## START Stored data

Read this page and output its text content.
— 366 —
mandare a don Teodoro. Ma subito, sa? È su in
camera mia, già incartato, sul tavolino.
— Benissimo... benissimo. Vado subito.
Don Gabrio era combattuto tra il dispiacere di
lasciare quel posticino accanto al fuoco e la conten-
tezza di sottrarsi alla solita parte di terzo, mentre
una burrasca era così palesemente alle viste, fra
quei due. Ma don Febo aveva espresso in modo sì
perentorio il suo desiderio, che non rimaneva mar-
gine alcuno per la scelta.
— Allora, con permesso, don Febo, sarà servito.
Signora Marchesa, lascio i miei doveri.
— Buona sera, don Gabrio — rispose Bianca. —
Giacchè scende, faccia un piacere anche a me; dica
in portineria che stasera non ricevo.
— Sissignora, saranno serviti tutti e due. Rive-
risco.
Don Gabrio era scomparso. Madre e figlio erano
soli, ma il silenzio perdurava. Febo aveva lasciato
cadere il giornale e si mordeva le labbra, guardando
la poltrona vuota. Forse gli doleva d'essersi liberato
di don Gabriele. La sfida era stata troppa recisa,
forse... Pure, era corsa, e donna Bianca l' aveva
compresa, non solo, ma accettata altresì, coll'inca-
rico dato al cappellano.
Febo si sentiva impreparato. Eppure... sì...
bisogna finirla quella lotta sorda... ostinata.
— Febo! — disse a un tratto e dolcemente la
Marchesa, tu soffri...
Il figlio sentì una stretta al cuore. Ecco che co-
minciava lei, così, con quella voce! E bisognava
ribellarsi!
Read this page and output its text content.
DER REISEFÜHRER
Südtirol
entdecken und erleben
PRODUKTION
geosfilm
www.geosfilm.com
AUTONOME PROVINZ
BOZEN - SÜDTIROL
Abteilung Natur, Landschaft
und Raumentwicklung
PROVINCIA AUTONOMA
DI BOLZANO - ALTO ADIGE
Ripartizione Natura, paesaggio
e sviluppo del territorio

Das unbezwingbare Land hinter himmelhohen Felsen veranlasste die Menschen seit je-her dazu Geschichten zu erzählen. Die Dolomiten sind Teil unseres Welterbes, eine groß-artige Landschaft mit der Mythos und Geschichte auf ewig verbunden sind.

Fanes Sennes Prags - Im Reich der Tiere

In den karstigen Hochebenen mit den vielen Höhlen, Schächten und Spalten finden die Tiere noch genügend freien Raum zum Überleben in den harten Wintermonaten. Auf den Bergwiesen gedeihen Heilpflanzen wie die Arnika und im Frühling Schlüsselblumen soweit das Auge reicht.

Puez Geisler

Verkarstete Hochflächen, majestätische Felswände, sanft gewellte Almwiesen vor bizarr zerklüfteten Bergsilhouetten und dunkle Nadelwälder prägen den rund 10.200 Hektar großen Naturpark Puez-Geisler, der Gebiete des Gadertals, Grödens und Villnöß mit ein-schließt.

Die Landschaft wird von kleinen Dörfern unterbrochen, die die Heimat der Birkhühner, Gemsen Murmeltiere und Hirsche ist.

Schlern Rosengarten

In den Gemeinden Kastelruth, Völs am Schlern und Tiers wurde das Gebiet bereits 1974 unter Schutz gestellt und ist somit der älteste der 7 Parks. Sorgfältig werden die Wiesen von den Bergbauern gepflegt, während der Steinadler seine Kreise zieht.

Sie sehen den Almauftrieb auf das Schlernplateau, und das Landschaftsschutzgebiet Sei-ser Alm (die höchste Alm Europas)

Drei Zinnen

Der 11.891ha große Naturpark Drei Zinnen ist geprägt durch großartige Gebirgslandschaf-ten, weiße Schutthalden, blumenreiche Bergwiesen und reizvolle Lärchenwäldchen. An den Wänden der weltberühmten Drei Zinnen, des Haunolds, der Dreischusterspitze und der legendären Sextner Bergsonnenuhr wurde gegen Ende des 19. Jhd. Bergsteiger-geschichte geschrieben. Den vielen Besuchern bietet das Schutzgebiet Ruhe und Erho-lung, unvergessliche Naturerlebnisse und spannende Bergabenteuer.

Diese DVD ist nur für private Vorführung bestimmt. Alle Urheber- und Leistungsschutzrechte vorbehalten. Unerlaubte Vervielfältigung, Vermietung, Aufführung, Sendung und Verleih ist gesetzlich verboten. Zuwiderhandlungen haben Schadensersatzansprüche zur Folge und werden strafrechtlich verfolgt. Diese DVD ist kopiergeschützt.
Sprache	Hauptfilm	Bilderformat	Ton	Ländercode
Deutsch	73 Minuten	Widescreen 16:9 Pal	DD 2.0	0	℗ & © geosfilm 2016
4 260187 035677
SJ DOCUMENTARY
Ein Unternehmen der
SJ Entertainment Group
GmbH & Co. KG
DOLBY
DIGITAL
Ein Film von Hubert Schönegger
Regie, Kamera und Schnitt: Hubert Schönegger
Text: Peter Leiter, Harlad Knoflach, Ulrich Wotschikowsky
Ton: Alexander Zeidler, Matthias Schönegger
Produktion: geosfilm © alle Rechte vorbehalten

## END Stored data

▸ **Goal of the exercise**:
Each line of the material above needs to be quoted exactly, please.

▸ **Problem solution**:
Read this page and output its text content.
— 366 —
mandare a don Teodoro. Ma subito, sa? È su in
camera mia, già incartato, sul tavolino.
— Benissimo... benissimo. Vado subito.
Don Gabrio era combattuto tra il dispiacere di
lasciare quel posticino accanto al fuoco e la conten-
tezza di sottrarsi alla solita parte di terzo, mentre
una burrasca era così palesemente alle viste, fra
quei due. Ma don Febo aveva espresso in modo sì
perentorio il suo desiderio, che non rimaneva mar-
gine alcuno per la scelta.
— Allora, con permesso, don Febo, sarà servito.
Signora Marchesa, lascio i miei doveri.
— Buona sera, don Gabrio — rispose Bianca. —
Giacchè scende, faccia un piacere anche a me; dica
in portineria che stasera non ricevo.
— Sissignora, saranno serviti tutti e due. Rive-
risco.
Don Gabrio era scomparso. Madre e figlio erano
soli, ma il silenzio perdurava. Febo aveva lasciato
cadere il giornale e si mordeva le labbra, guardando
la poltrona vuota. Forse gli doleva d'essersi liberato
di don Gabriele. La sfida era stata troppa recisa,
forse... Pure, era corsa, e donna Bianca l' aveva
compresa, non solo, ma accettata altresì, coll'inca-
rico dato al cappellano.
Febo si sentiva impreparato. Eppure... sì...
bisogna finirla quella lotta sorda... ostinata.
— Febo! — disse a un tratto e dolcemente la
Marchesa, tu soffri...
Il figlio sentì una stretta al cuore. Ecco che co-
minciava lei, così, con quella voce! E bisognava
ribellarsi!
Read this page and output its text content.
DER REISEFÜHRER
Südtirol
entdecken und erleben
PRODUKTION
geosfilm
www.geosfilm.com
AUTONOME PROVINZ
BOZEN - SÜDTIROL
Abteilung Natur, Landschaft
und Raumentwicklung
PROVINCIA AUTONOMA
DI BOLZANO - ALTO ADIGE
Ripartizione Natura, paesaggio
e sviluppo del territorio

Das unbezwingbare Land hinter himmelhohen Felsen veranlasste die Menschen seit je-her dazu Geschichten zu erzählen. Die Dolomiten sind Teil unseres Welterbes, eine groß-artige Landschaft mit der Mythos und Geschichte auf ewig verbunden sind.

Fanes Sennes Prags - Im Reich der Tiere

In den karstigen Hochebenen mit den vielen Höhlen, Schächten und Spalten finden die Tiere noch genügend freien Raum zum Überleben in den harten Wintermonaten. Auf den Bergwiesen gedeihen Heilpflanzen wie die Arnika und im Frühling Schlüsselblumen soweit das Auge reicht.

Puez Geisler

Verkarstete Hochflächen, majestätische Felswände, sanft gewellte Almwiesen vor bizarr zerklüfteten Bergsilhouetten und dunkle Nadelwälder prägen den rund 10.200 Hektar großen Naturpark Puez-Geisler, der Gebiete des Gadertals, Grödens und Villnöß mit ein-schließt.

Die Landschaft wird von kleinen Dörfern unterbrochen, die die Heimat der Birkhühner, Gemsen Murmeltiere und Hirsche ist.

Schlern Rosengarten

In den Gemeinden Kastelruth, Völs am Schlern und Tiers wurde das Gebiet bereits 1974 unter Schutz gestellt und ist somit der älteste der 7 Parks. Sorgfältig werden die Wiesen von den Bergbauern gepflegt, während der Steinadler seine Kreise zieht.

Sie sehen den Almauftrieb auf das Schlernplateau, und das Landschaftsschutzgebiet Sei-ser Alm (die höchste Alm Europas)

Drei Zinnen

Der 11.891ha große Naturpark Drei Zinnen ist geprägt durch großartige Gebirgslandschaf-ten, weiße Schutthalden, blumenreiche Bergwiesen und reizvolle Lärchenwäldchen. An den Wänden der weltberühmten Drei Zinnen, des Haunolds, der Dreischusterspitze und der legendären Sextner Bergsonnenuhr wurde gegen Ende des 19. Jhd. Bergsteiger-geschichte geschrieben. Den vielen Besuchern bietet das Schutzgebiet Ruhe und Erho-lung, unvergessliche Naturerlebnisse und spannende Bergabenteuer.

Diese DVD ist nur für private Vorführung bestimmt. Alle Urheber- und Leistungsschutzrechte vorbehalten. Unerlaubte Vervielfältigung, Vermietung, Aufführung, Sendung und Verleih ist gesetzlich verboten. Zuwiderhandlungen haben Schadensersatzansprüche zur Folge und werden strafrechtlich verfolgt. Diese DVD ist kopiergeschützt.
Sprache	Hauptfilm	Bilderformat	Ton	Ländercode
Deutsch	73 Minuten	Widescreen 16:9 Pal	DD 2.0	0	℗ & © geosfilm 2016
4 260187 035677
SJ DOCUMENTARY
Ein Unternehmen der
SJ Entertainment Group
GmbH & Co. KG
DOLBY
DIGITAL
Ein Film von Hubert Schönegger
Regie, Kamera und Schnitt: Hubert Schönegger
Text: Peter Leiter, Harlad Knoflach, Ulrich Wotschikowsky
Ton: Alexander Zeidler, Matthias Schönegger
Produktion: geosfilm © alle Rechte vorbehalten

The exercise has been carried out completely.